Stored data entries
****************

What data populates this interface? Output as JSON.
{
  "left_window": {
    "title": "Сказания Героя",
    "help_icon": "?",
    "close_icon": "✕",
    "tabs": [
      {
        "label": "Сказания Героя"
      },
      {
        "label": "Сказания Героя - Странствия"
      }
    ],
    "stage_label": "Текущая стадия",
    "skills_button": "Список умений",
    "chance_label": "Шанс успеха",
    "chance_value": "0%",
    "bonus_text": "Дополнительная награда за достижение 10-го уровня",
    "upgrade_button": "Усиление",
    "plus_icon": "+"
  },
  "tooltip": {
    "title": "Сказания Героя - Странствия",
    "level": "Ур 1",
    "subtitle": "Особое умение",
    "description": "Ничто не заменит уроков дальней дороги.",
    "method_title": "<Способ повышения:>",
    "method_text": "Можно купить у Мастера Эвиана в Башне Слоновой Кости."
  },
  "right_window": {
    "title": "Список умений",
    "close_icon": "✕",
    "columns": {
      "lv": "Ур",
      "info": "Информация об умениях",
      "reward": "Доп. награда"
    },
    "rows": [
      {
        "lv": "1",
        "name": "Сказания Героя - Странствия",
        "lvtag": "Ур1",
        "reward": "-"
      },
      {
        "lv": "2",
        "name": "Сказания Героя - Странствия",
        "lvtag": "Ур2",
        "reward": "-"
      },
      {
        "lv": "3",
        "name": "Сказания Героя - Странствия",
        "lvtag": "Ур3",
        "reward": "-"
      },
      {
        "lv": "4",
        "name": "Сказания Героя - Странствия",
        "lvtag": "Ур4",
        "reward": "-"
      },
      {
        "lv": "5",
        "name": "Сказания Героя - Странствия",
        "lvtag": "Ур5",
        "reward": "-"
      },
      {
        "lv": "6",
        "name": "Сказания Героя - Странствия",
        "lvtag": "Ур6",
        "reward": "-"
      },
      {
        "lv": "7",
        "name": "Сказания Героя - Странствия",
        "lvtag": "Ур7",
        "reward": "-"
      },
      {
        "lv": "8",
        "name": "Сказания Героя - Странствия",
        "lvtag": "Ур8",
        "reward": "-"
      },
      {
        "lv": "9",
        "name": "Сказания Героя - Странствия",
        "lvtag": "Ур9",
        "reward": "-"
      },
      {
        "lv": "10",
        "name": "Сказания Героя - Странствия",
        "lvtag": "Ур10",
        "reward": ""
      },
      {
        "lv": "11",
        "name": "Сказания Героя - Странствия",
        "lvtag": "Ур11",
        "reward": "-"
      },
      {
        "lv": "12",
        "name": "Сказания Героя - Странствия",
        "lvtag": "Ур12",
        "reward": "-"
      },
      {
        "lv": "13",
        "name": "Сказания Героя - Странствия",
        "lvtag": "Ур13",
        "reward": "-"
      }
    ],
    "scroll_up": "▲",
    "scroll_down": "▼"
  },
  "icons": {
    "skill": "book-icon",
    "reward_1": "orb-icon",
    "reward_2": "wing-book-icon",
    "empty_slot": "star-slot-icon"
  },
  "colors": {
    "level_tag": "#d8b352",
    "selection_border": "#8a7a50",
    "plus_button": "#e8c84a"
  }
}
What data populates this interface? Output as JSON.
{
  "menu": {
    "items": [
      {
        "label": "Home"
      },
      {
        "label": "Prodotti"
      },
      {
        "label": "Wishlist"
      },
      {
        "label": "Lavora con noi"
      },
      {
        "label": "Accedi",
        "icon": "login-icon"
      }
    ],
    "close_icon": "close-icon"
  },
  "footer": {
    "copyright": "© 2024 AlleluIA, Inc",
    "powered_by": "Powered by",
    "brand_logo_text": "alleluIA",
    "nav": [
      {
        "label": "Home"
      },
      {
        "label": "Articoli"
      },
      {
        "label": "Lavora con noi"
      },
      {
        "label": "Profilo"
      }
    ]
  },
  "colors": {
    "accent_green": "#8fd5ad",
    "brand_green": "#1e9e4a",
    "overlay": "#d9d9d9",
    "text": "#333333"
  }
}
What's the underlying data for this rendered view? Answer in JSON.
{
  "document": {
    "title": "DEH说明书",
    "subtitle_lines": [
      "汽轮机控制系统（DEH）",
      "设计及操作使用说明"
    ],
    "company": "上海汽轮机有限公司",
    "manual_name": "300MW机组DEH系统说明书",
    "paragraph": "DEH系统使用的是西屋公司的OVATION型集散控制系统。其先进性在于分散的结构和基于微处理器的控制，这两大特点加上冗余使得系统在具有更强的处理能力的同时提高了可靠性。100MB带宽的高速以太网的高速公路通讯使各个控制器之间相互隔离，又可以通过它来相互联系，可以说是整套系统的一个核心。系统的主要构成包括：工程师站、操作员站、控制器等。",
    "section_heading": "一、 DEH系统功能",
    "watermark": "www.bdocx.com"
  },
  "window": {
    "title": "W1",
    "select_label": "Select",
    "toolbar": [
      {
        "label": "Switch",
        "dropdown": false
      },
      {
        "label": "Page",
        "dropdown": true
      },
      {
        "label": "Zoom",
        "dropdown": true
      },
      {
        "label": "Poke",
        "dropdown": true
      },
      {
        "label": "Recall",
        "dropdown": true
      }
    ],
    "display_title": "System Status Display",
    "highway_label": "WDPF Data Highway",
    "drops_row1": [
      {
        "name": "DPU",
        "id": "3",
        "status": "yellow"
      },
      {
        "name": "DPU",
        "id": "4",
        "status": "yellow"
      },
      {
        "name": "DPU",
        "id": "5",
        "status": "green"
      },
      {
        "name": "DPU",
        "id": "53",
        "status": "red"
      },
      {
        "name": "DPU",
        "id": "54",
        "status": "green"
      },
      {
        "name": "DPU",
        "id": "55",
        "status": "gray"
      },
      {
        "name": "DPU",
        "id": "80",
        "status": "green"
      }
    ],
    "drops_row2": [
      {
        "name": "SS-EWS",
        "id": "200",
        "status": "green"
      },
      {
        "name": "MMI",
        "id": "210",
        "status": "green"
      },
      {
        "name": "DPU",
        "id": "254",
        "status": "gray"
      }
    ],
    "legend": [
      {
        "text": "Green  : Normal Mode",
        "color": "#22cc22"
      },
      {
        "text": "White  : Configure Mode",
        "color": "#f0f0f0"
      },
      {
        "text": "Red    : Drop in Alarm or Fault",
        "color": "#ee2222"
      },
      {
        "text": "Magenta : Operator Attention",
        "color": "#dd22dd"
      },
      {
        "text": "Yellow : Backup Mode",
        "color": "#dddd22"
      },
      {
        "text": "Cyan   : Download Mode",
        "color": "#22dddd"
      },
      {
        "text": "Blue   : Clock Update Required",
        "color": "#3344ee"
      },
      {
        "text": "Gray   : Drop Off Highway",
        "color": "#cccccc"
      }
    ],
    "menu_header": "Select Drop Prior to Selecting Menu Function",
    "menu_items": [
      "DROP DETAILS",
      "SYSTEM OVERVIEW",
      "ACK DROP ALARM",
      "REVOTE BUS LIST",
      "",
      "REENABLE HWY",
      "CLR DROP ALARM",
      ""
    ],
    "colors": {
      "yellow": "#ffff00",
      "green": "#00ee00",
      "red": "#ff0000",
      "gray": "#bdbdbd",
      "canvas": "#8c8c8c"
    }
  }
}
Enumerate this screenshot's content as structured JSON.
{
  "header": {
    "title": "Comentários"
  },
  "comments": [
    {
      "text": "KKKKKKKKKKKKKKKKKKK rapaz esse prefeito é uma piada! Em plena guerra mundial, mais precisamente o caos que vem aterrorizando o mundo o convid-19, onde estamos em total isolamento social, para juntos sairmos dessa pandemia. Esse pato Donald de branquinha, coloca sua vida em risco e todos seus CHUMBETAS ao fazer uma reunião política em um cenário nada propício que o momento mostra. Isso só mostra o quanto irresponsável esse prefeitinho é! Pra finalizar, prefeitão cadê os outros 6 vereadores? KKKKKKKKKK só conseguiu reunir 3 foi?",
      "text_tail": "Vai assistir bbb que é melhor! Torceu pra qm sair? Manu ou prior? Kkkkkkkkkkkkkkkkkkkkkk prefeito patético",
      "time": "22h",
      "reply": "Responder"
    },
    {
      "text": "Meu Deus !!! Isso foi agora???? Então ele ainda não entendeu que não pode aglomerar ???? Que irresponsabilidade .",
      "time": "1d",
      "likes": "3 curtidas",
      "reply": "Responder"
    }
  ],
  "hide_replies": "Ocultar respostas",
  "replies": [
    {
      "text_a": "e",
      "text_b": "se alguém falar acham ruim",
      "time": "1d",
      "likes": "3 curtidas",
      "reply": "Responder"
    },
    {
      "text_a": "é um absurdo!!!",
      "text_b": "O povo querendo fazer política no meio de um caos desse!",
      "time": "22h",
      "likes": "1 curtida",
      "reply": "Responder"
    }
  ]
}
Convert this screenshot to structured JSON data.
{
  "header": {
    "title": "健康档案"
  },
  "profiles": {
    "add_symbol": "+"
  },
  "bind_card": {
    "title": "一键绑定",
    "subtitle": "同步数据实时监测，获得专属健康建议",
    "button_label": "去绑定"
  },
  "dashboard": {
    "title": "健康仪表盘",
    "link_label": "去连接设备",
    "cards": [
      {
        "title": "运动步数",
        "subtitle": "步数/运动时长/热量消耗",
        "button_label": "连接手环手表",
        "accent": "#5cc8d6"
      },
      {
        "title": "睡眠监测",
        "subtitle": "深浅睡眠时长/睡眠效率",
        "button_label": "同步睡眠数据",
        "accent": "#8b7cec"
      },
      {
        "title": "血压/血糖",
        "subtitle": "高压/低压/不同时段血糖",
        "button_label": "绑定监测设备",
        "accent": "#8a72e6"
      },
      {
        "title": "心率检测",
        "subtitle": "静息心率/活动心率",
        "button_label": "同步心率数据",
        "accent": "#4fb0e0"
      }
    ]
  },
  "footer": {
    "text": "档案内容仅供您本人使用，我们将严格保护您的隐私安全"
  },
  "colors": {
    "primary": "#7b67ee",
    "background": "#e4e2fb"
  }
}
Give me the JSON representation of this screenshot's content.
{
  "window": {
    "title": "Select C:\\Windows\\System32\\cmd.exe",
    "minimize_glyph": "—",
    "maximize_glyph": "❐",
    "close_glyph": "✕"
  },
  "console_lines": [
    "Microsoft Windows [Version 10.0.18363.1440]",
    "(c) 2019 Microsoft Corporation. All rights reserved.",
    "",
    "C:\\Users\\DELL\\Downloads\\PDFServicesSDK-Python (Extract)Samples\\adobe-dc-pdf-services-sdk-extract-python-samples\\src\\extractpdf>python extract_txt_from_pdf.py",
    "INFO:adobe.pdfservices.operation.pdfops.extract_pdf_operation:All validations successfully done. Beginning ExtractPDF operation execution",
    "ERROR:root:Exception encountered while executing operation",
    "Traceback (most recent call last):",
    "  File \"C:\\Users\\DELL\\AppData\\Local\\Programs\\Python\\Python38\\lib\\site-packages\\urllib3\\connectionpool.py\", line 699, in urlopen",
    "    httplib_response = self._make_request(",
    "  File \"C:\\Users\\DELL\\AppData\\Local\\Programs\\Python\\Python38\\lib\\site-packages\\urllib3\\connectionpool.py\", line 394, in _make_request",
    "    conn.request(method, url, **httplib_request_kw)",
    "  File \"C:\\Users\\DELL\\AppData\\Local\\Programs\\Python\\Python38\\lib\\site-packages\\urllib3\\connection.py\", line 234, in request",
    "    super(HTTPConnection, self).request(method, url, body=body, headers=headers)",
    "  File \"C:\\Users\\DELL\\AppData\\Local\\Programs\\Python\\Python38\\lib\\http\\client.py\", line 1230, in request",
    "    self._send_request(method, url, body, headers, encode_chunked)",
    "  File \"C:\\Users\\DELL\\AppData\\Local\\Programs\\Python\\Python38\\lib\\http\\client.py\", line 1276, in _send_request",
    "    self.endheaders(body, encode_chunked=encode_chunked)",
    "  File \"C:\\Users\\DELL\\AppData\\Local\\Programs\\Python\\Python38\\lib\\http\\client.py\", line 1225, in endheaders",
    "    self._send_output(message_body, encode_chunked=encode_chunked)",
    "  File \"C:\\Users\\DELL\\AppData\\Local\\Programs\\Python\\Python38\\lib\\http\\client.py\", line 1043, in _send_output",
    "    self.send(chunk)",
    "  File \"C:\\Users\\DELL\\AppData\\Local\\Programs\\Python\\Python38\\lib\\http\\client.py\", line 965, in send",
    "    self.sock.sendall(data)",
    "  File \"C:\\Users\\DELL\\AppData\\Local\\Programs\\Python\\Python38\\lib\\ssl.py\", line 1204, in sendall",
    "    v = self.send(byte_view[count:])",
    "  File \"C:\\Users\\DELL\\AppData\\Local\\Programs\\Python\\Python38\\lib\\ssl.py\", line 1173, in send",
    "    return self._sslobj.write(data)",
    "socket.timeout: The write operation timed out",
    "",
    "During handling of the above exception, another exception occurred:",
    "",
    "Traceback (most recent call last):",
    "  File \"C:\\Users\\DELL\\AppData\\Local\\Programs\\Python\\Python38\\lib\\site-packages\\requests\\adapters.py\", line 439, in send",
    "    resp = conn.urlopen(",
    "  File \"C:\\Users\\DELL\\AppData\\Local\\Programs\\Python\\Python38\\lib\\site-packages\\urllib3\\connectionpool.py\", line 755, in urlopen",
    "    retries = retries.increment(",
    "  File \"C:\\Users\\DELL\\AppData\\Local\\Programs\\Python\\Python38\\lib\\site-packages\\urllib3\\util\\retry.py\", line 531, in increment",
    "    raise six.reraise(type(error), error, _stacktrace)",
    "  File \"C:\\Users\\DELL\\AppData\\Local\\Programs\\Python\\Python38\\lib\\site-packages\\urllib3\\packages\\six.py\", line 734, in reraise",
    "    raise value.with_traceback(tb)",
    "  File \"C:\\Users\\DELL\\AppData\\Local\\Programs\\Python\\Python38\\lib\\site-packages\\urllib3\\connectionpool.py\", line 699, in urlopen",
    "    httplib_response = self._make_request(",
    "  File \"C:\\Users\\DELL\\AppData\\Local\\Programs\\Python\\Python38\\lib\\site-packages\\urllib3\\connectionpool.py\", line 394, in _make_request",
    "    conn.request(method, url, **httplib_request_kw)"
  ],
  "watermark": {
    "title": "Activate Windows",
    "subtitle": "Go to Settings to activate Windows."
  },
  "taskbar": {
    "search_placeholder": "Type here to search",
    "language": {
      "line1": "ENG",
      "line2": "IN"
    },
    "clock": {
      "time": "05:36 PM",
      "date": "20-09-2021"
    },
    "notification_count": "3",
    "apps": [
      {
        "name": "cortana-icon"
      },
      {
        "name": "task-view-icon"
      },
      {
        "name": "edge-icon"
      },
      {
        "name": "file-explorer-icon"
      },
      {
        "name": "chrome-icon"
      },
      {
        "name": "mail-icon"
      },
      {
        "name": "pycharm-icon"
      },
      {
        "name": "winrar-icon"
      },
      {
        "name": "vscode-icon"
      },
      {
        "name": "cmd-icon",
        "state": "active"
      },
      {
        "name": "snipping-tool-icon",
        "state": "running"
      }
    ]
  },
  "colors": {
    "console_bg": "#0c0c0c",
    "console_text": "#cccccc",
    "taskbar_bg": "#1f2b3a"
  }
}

****************

### WORK TO BE COMPLETED
Copy all lines from the material that contain "Highway".

### SOLVED EXERCISE
    "highway_label": "WDPF Data Highway",
        "text": "Gray   : Drop Off Highway",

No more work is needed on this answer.